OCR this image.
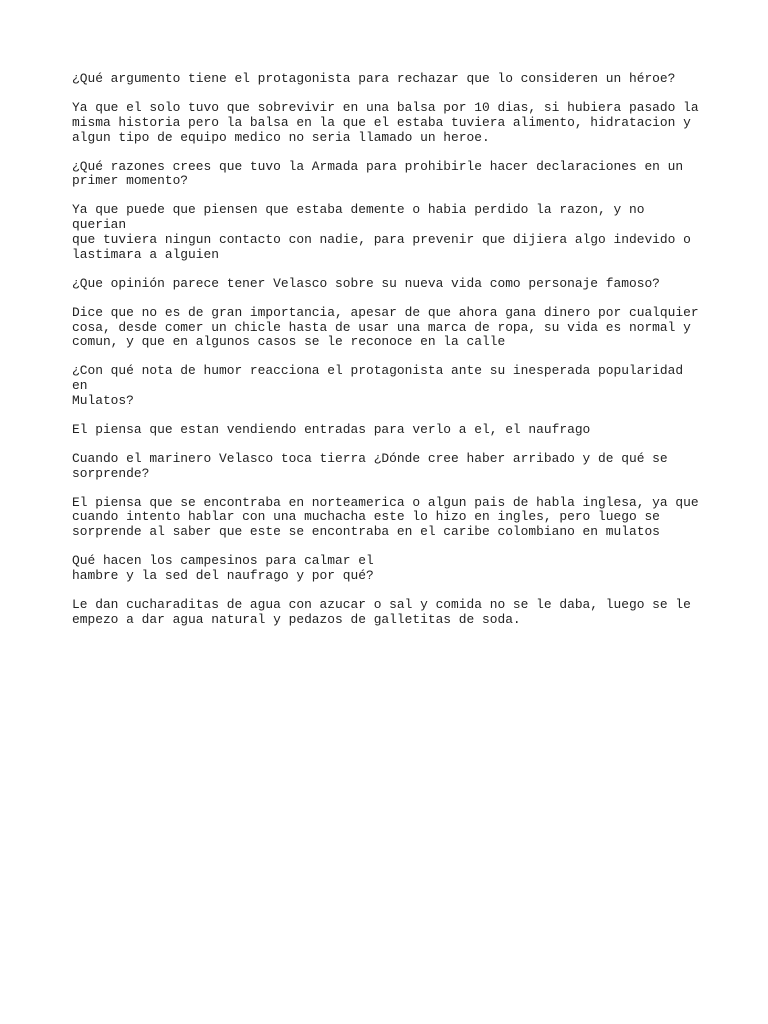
¿Qué argumento tiene el protagonista para rechazar que lo consideren un héroe?

Ya que el solo tuvo que sobrevivir en una balsa por 10 dias, si hubiera pasado la
misma historia pero la balsa en la que el estaba tuviera alimento, hidratacion y
algun tipo de equipo medico no seria llamado un heroe.

¿Qué razones crees que tuvo la Armada para prohibirle hacer declaraciones en un
primer momento?

Ya que puede que piensen que estaba demente o habia perdido la razon, y no querian
que tuviera ningun contacto con nadie, para prevenir que dijiera algo indevido o
lastimara a alguien

¿Que opinión parece tener Velasco sobre su nueva vida como personaje famoso?

Dice que no es de gran importancia, apesar de que ahora gana dinero por cualquier
cosa, desde comer un chicle hasta de usar una marca de ropa, su vida es normal y
comun, y que en algunos casos se le reconoce en la calle

¿Con qué nota de humor reacciona el protagonista ante su inesperada popularidad en
Mulatos?

El piensa que estan vendiendo entradas para verlo a el, el naufrago

Cuando el marinero Velasco toca tierra ¿Dónde cree haber arribado y de qué se
sorprende?

El piensa que se encontraba en norteamerica o algun pais de habla inglesa, ya que
cuando intento hablar con una muchacha este lo hizo en ingles, pero luego se
sorprende al saber que este se encontraba en el caribe colombiano en mulatos

Qué hacen los campesinos para calmar el
hambre y la sed del naufrago y por qué?

Le dan cucharaditas de agua con azucar o sal y comida no se le daba, luego se le
empezo a dar agua natural y pedazos de galletitas de soda.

EXERCISE DETAILS =
Find every line that includes the string "estaba". Report how many there are and nothing else.

ANSWER FOR THIS EXERCISE =
2